**SHORT EXERCISE:** Select all lines with the string "What" in them, and copy those lines.

+--

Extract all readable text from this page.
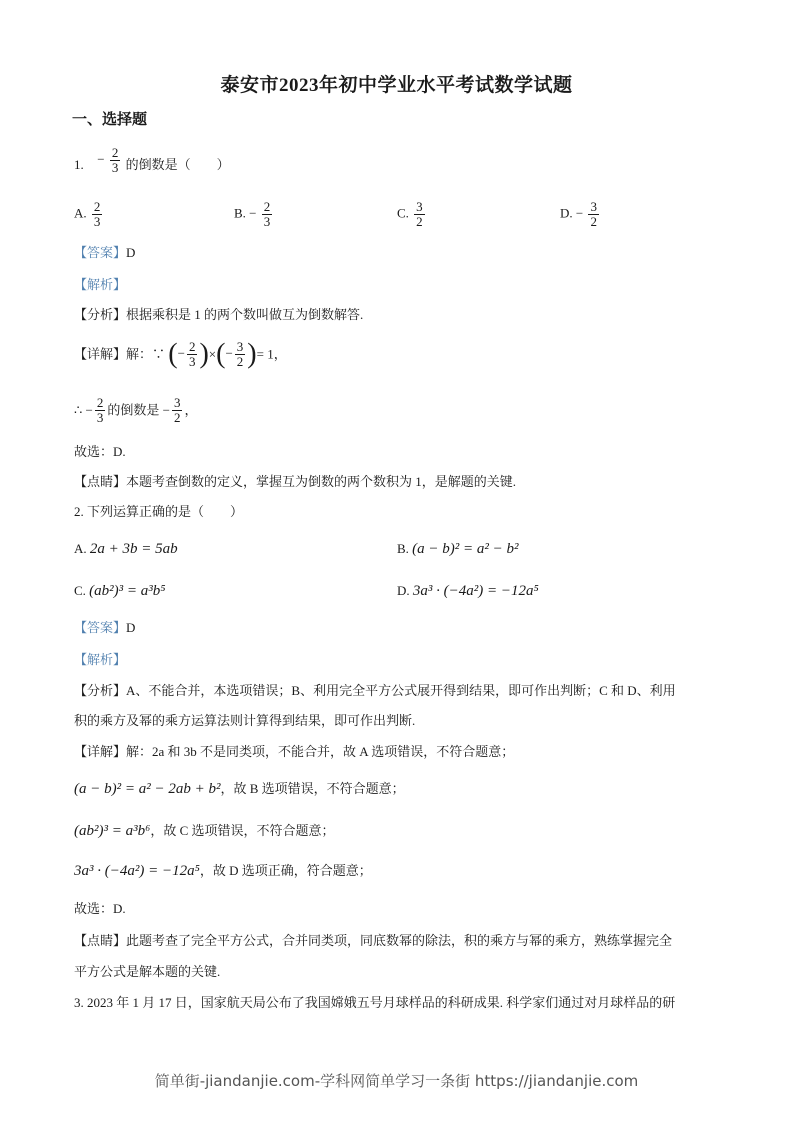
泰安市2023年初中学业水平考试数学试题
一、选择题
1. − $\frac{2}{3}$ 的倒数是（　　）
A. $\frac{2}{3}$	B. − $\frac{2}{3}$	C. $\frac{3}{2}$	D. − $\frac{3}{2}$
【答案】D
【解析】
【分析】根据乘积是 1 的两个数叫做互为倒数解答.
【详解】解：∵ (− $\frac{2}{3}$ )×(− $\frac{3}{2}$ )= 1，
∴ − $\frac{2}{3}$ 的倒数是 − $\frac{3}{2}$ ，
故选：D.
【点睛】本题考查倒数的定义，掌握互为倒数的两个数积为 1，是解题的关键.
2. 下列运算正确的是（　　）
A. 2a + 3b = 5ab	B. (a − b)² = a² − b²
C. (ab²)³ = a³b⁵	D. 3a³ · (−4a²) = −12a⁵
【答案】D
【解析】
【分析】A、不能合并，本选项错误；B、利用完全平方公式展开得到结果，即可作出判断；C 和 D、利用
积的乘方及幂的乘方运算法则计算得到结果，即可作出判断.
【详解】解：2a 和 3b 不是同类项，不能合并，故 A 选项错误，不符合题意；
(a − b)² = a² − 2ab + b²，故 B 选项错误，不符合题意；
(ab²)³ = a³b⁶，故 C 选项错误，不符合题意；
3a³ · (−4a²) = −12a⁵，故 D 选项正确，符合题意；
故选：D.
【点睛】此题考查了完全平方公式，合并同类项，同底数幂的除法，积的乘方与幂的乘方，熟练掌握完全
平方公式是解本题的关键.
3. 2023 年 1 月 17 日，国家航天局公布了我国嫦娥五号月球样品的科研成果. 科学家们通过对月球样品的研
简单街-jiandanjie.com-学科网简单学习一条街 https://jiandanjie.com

+--

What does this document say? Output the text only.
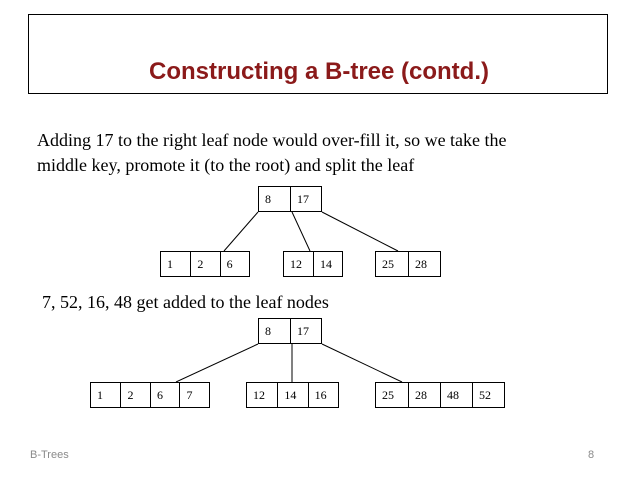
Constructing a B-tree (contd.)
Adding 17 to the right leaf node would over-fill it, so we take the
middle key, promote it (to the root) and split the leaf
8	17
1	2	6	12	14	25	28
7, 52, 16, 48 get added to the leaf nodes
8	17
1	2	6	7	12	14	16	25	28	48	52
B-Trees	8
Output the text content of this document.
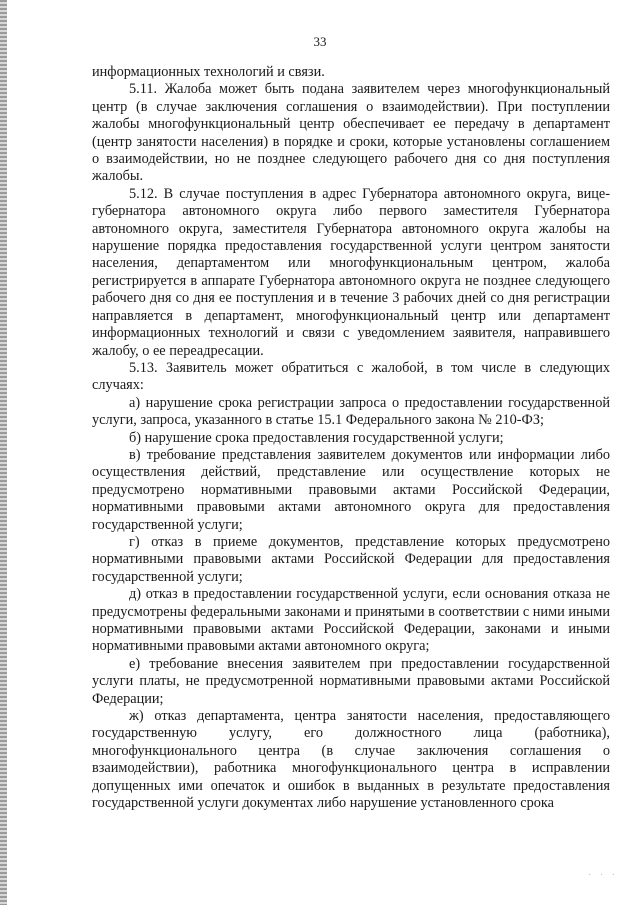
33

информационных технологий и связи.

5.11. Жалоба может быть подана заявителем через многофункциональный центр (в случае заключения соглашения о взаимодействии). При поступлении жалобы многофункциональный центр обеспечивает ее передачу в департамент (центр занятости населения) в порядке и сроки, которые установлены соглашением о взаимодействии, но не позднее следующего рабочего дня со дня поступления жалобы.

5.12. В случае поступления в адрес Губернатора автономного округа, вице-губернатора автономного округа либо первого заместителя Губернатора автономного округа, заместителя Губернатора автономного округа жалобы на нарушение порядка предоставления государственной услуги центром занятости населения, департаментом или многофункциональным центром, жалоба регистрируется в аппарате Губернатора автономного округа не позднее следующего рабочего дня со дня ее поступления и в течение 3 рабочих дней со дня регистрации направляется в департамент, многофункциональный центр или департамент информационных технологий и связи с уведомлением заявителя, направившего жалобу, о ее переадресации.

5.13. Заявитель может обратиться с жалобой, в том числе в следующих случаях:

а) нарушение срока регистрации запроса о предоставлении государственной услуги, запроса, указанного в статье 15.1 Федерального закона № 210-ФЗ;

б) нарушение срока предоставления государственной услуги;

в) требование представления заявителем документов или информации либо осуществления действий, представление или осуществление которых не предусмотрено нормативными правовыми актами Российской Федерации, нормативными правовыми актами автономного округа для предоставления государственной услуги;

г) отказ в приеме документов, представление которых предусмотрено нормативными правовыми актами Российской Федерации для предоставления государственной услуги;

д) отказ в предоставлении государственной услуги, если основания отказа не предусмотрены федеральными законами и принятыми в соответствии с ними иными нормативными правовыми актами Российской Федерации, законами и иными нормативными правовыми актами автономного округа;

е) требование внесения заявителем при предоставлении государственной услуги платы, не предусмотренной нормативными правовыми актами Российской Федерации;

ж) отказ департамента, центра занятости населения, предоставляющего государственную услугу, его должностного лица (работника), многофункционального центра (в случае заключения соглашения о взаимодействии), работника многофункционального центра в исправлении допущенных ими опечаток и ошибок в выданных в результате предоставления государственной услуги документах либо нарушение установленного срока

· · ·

+--

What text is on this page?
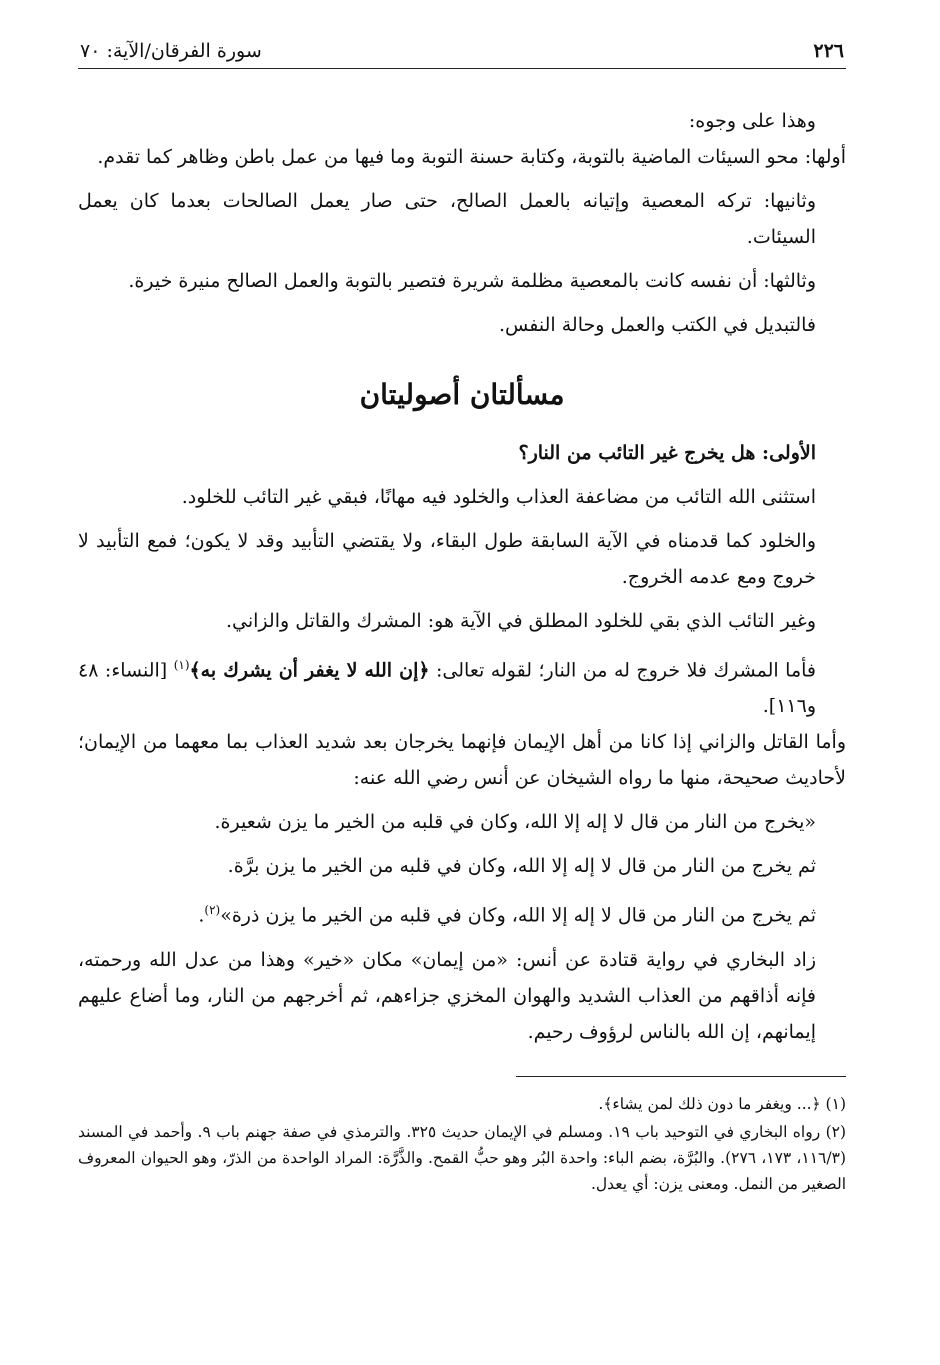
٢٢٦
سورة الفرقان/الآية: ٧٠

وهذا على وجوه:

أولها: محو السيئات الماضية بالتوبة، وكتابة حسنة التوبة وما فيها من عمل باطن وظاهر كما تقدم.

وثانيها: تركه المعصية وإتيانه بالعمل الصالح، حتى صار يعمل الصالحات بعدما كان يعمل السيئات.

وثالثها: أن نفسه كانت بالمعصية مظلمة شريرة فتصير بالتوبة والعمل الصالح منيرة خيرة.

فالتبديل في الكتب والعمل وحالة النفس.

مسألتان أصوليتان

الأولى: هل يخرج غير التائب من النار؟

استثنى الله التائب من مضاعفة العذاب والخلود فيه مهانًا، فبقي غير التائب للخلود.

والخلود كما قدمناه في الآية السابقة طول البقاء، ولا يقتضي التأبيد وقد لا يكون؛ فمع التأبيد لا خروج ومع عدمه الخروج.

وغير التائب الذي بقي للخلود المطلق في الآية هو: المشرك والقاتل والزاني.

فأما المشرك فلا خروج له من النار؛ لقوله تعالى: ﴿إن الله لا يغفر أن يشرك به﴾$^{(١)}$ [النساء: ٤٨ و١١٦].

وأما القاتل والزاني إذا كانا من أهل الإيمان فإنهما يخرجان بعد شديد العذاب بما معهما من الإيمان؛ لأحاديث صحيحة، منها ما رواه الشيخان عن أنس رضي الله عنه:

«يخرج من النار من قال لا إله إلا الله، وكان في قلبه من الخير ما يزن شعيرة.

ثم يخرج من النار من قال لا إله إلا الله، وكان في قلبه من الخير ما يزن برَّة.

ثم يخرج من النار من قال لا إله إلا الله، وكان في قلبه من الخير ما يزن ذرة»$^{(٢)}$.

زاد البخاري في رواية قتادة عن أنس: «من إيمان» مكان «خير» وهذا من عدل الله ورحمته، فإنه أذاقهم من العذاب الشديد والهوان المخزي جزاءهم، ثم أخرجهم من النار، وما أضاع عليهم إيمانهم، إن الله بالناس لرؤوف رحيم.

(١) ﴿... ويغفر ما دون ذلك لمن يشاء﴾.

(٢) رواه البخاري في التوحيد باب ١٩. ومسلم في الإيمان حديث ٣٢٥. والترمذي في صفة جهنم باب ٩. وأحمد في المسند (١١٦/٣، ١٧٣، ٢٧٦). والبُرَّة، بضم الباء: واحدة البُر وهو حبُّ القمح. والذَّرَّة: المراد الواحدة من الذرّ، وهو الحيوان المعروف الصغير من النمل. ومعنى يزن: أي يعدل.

+--

**WORKED SOLUTION:**
What does this document say? Output the text only.
What text is on this page?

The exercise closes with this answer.